TASK BRIEF:
Please retype, word for word, the lines of the listing beginning with the line that contains "spacer: [160, 1004, 1091, 1022]" and continuing through the line that contains "duties-paragraph-2: โดยมีลักษณะงานที่ปฏิบัติในด้านต่าง ๆ", including both of those lines.

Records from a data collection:
···

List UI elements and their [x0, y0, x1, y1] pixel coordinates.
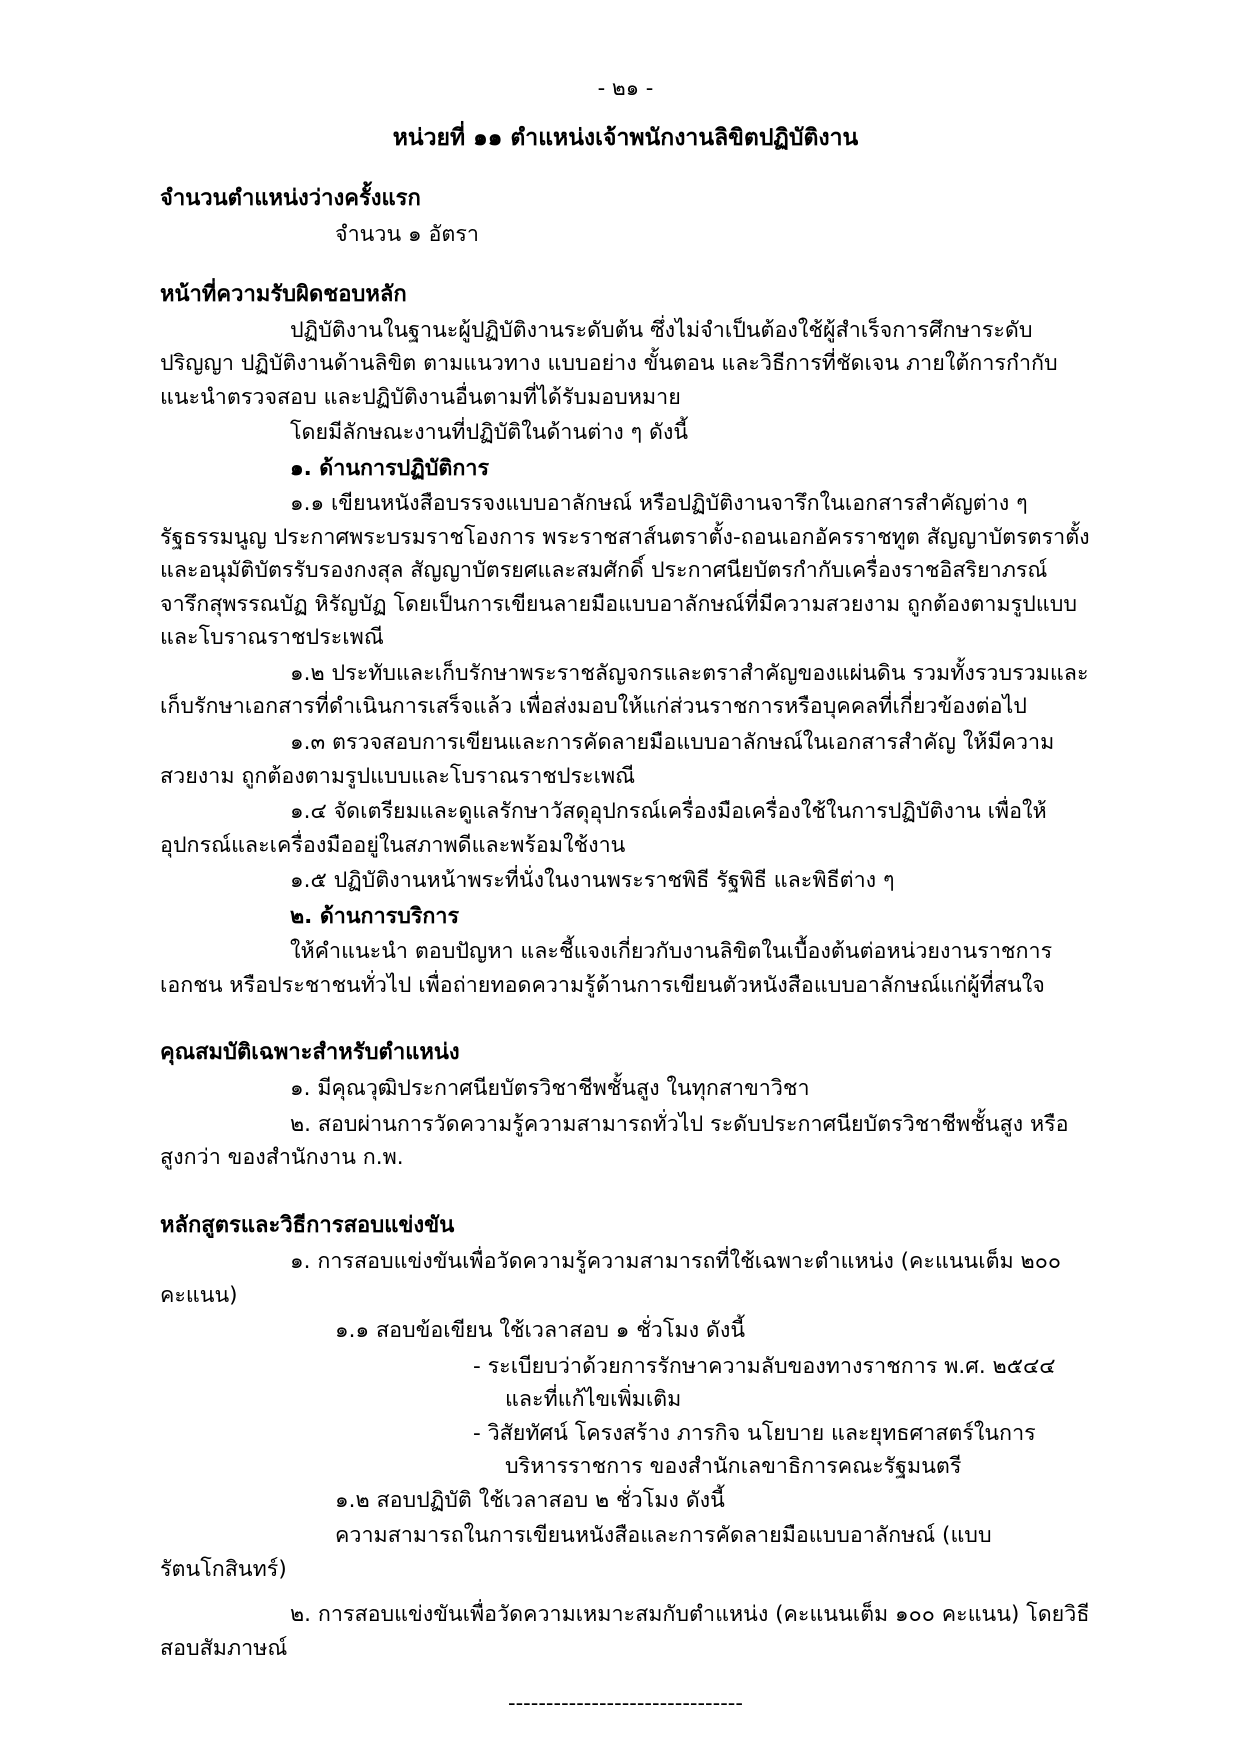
spacer: [160, 1004, 1091, 1022]
exam-dash-item-1: - ระเบียบว่าด้วยการรักษาความลับของทางราชการ พ.ศ. ๒๕๔๔ และที่แก้ไขเพิ่มเติม: [473, 1353, 1056, 1413]
exam-item-1-1: ๑.๑ สอบข้อเขียน ใช้เวลาสอบ ๑ ชั่วโมง ดังนี้: [335, 1318, 746, 1344]
duties-item-1-3: ๑.๓ ตรวจสอบการเขียนและการคัดลายมือแบบอาลักษณ์ในเอกสารสำคัญ ให้มีความสวยงาม ถูกต้องตามรูปแบบและโบราณราชประเพณี: [160, 729, 1055, 789]
qualification-item-1: ๑. มีคุณวุฒิประกาศนียบัตรวิชาชีพชั้นสูง ในทุกสาขาวิชา: [290, 1076, 810, 1102]
exam-item-1-2: ๑.๒ สอบปฏิบัติ ใช้เวลาสอบ ๒ ชั่วโมง ดังนี้: [335, 1487, 725, 1513]
spacer: [160, 1177, 1091, 1195]
section-heading-vacancy: จำนวนตำแหน่งว่างครั้งแรก: [160, 185, 421, 211]
duties-paragraph-2: โดยมีลักษณะงานที่ปฏิบัติในด้านต่าง ๆ ดังนี้: [290, 420, 689, 446]
duties-item-1-5: ๑.๕ ปฏิบัติงานหน้าพระที่นั่งในงานพระราชพิธี รัฐพิธี และพิธีต่าง ๆ: [290, 868, 895, 894]
exam-item-1-2-sub: ความสามารถในการเขียนหนังสือและการคัดลายมือแบบอาลักษณ์ (แบบรัตนโกสินทร์): [160, 1523, 992, 1582]
vacancy-count: จำนวน ๑ อัตรา: [335, 221, 479, 247]
exam-dash-item-2: - วิสัยทัศน์ โครงสร้าง ภารกิจ นโยบาย และยุทธศาสตร์ในการบริหารราชการ ของสำนักเลขาธิการคณะรัฐมนตรี: [473, 1420, 1036, 1480]
duties-topic-1: ๑. ด้านการปฏิบัติการ: [290, 455, 490, 481]
duties-topic-2: ๒. ด้านการบริการ: [290, 903, 460, 929]
page-title: หน่วยที่ ๑๑ ตำแหน่งเจ้าพนักงานลิขิตปฏิบัติงาน: [392, 125, 859, 152]
exam-item-1: ๑. การสอบแข่งขันเพื่อวัดความรู้ความสามารถที่ใช้เฉพาะตำแหน่ง (คะแนนเต็ม ๒๐๐ คะแนน): [160, 1249, 1061, 1308]
page-number: - ๒๑ -: [597, 76, 654, 100]
section-heading-duties: หน้าที่ความรับผิดชอบหลัก: [160, 281, 407, 307]
duties-item-1-2: ๑.๒ ประทับและเก็บรักษาพระราชลัญจกรและตราสำคัญของแผ่นดิน รวมทั้งรวบรวมและเก็บรักษาเอกสารที่ดำเนินการเสร็จแล้ว เพื่อส่งมอบให้แก่ส่วนราชการหรือบุคคลที่เกี่ยวข้องต่อไป: [160, 660, 1089, 720]
section-heading-exam: หลักสูตรและวิธีการสอบแข่งขัน: [160, 1212, 455, 1238]
footer-divider: -------------------------------: [508, 1691, 743, 1716]
exam-item-2: ๒. การสอบแข่งขันเพื่อวัดความเหมาะสมกับตำแหน่ง (คะแนนเต็ม ๑๐๐ คะแนน) โดยวิธีสอบสัมภาษณ์: [160, 1602, 1090, 1661]
spacer: [160, 1588, 1091, 1598]
spacer: [160, 254, 1091, 264]
duties-paragraph-1: ปฏิบัติงานในฐานะผู้ปฏิบัติงานระดับต้น ซึ่งไม่จำเป็นต้องใช้ผู้สำเร็จการศึกษาระดับปริญญา ปฏิบัติงานด้านลิขิต ตามแนวทาง แบบอย่าง ขั้นตอน และวิธีการที่ชัดเจน ภายใต้การกำกับ แนะนำตรวจสอบ และปฏิบัติงานอื่นตามที่ได้รับมอบหมาย: [160, 317, 1058, 410]
qualification-item-2: ๒. สอบผ่านการวัดความรู้ความสามารถทั่วไป ระดับประกาศนียบัตรวิชาชีพชั้นสูง หรือสูงกว่า ของสำนักงาน ก.พ.: [160, 1111, 1069, 1171]
duties-item-2-text: ให้คำแนะนำ ตอบปัญหา และชี้แจงเกี่ยวกับงานลิขิตในเบื้องต้นต่อหน่วยงานราชการ เอกชน หรือประชาชนทั่วไป เพื่อถ่ายทอดความรู้ด้านการเขียนตัวหนังสือแบบอาลักษณ์แก่ผู้ที่สนใจ: [160, 939, 1053, 998]
section-heading-qualifications: คุณสมบัติเฉพาะสำหรับตำแหน่ง: [160, 1040, 460, 1066]
duties-item-1-4: ๑.๔ จัดเตรียมและดูแลรักษาวัสดุอุปกรณ์เครื่องมือเครื่องใช้ในการปฏิบัติงาน เพื่อให้อุปกรณ์และเครื่องมืออยู่ในสภาพดีและพร้อมใช้งาน: [160, 799, 1047, 858]
duties-item-1-1: ๑.๑ เขียนหนังสือบรรจงแบบอาลักษณ์ หรือปฏิบัติงานจารึกในเอกสารสำคัญต่าง ๆ รัฐธรรมนูญ ประกาศพระบรมราชโองการ พระราชสาส์นตราตั้ง-ถอนเอกอัครราชทูต สัญญาบัตรตราตั้งและอนุมัติบัตรรับรองกงสุล สัญญาบัตรยศและสมศักดิ์ ประกาศนียบัตรกำกับเครื่องราชอิสริยาภรณ์ จารึกสุพรรณบัฏ หิรัญบัฏ โดยเป็นการเขียนลายมือแบบอาลักษณ์ที่มีความสวยงาม ถูกต้องตามรูปแบบและโบราณราชประเพณี: [160, 491, 1090, 651]
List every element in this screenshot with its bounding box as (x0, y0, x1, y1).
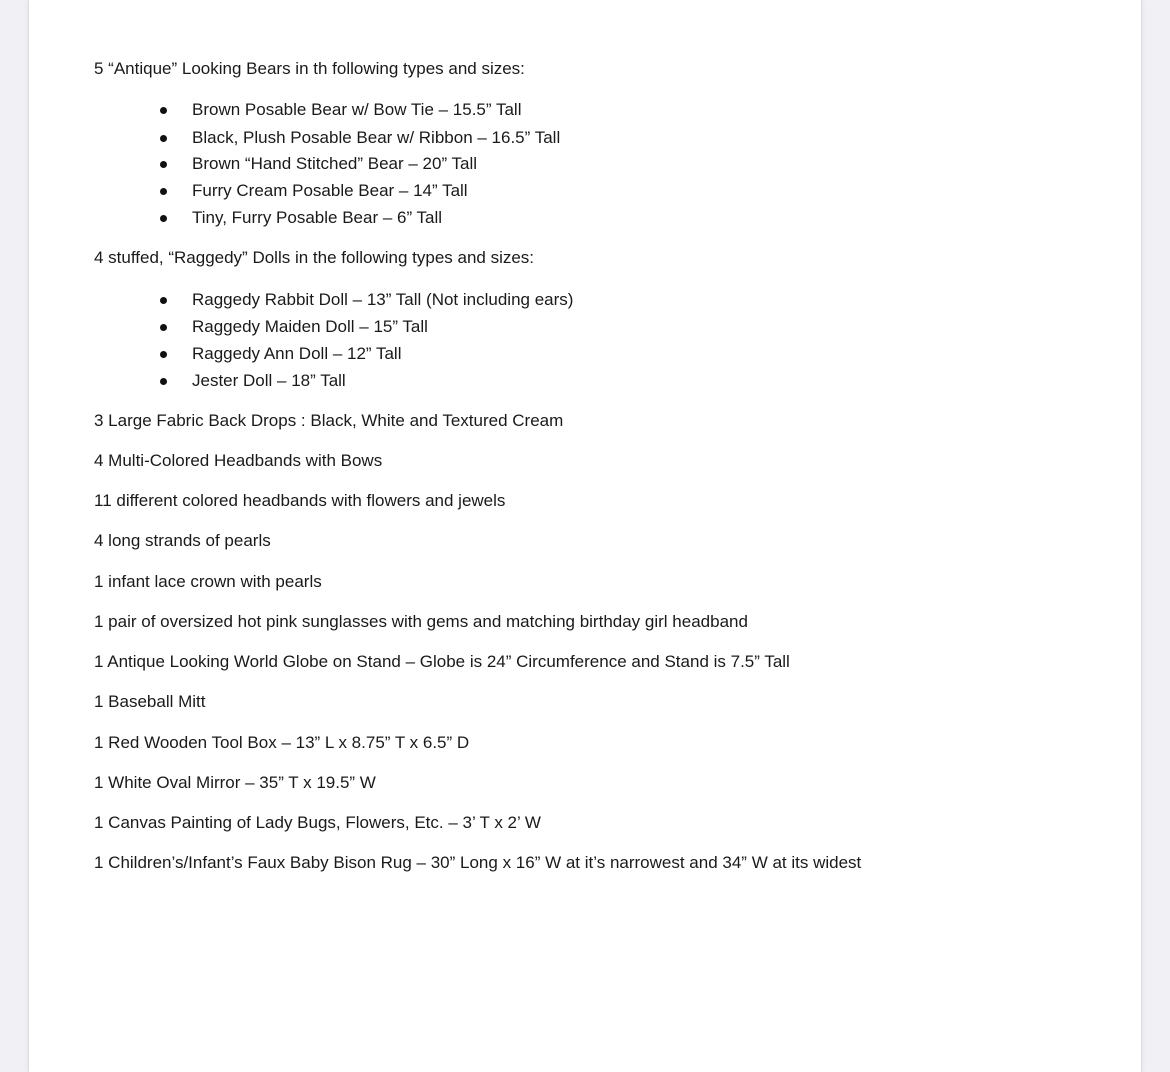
bear-list-item-text: Black, Plush Posable Bear w/ Ribbon – 16.5” Tall (192, 128, 561, 147)
inventory-line: 1 White Oval Mirror – 35” T x 19.5” W (94, 773, 376, 792)
inventory-line: 4 Multi-Colored Headbands with Bows (94, 451, 383, 470)
inventory-line: 1 Antique Looking World Globe on Stand – Globe is 24” Circumference and Stand is 7.5” Tall (94, 652, 790, 671)
bullet-icon (160, 107, 167, 114)
inventory-line: 1 Canvas Painting of Lady Bugs, Flowers, Etc. – 3’ T x 2’ W (94, 813, 541, 832)
bullet-icon (160, 188, 167, 195)
bear-list-item (29, 180, 1029, 202)
bullet-icon (160, 324, 167, 331)
bear-list-item (29, 127, 1029, 149)
bear-list-item-text: Brown Posable Bear w/ Bow Tie – 15.5” Tall (192, 100, 522, 119)
bear-list-item-text: Brown “Hand Stitched” Bear – 20” Tall (192, 154, 478, 173)
inventory-line: 1 Baseball Mitt (94, 692, 206, 711)
bullet-icon (160, 135, 167, 142)
inventory-line: 11 different colored headbands with flowers and jewels (94, 491, 506, 510)
bear-list-item-text: Furry Cream Posable Bear – 14” Tall (192, 181, 468, 200)
inventory-line: 1 infant lace crown with pearls (94, 572, 322, 591)
dolls-heading: 4 stuffed, “Raggedy” Dolls in the following types and sizes: (94, 248, 535, 267)
inventory-line: 4 long strands of pearls (94, 531, 271, 550)
bullet-icon (160, 378, 167, 385)
bullet-icon (160, 215, 167, 222)
doll-list-item-text: Raggedy Ann Doll – 12” Tall (192, 344, 402, 363)
inventory-line: 1 Children’s/Infant’s Faux Baby Bison Rug – 30” Long x 16” W at it’s narrowest and 34” W at its widest (94, 853, 862, 872)
document-page (29, 0, 1141, 1072)
bear-list-item (29, 99, 1029, 121)
inventory-line: 1 pair of oversized hot pink sunglasses with gems and matching birthday girl headband (94, 612, 748, 631)
bear-list-item (29, 207, 1029, 229)
doll-list-item (29, 370, 1029, 392)
doll-list-item-text: Jester Doll – 18” Tall (192, 371, 346, 390)
bullet-icon (160, 161, 167, 168)
bears-heading: 5 “Antique” Looking Bears in th following types and sizes: (94, 59, 525, 78)
doll-list-item (29, 343, 1029, 365)
inventory-line: 1 Red Wooden Tool Box – 13” L x 8.75” T x 6.5” D (94, 733, 470, 752)
bear-list-item-text: Tiny, Furry Posable Bear – 6” Tall (192, 208, 443, 227)
inventory-line: 3 Large Fabric Back Drops : Black, White and Textured Cream (94, 411, 564, 430)
doll-list-item-text: Raggedy Rabbit Doll – 13” Tall (Not including ears) (192, 290, 574, 309)
bullet-icon (160, 297, 167, 304)
doll-list-item (29, 289, 1029, 311)
bullet-icon (160, 351, 167, 358)
bear-list-item (29, 153, 1029, 175)
doll-list-item (29, 316, 1029, 338)
doll-list-item-text: Raggedy Maiden Doll – 15” Tall (192, 317, 428, 336)
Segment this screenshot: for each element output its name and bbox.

···

COMPLETED EXERCISE:
spacer: [160, 1004, 1091, 1022]
exam-dash-item-1: - ระเบียบว่าด้วยการรักษาความลับของทางราชการ พ.ศ. ๒๕๔๔ และที่แก้ไขเพิ่มเติม: [473, 1353, 1056, 1413]
exam-item-1-1: ๑.๑ สอบข้อเขียน ใช้เวลาสอบ ๑ ชั่วโมง ดังนี้: [335, 1318, 746, 1344]
duties-item-1-3: ๑.๓ ตรวจสอบการเขียนและการคัดลายมือแบบอาลักษณ์ในเอกสารสำคัญ ให้มีความสวยงาม ถูกต้องตามรูปแบบและโบราณราชประเพณี: [160, 729, 1055, 789]
qualification-item-1: ๑. มีคุณวุฒิประกาศนียบัตรวิชาชีพชั้นสูง ในทุกสาขาวิชา: [290, 1076, 810, 1102]
exam-item-1-2: ๑.๒ สอบปฏิบัติ ใช้เวลาสอบ ๒ ชั่วโมง ดังนี้: [335, 1487, 725, 1513]
spacer: [160, 1177, 1091, 1195]
section-heading-vacancy: จำนวนตำแหน่งว่างครั้งแรก: [160, 185, 421, 211]
duties-paragraph-2: โดยมีลักษณะงานที่ปฏิบัติในด้านต่าง ๆ ดังนี้: [290, 420, 689, 446]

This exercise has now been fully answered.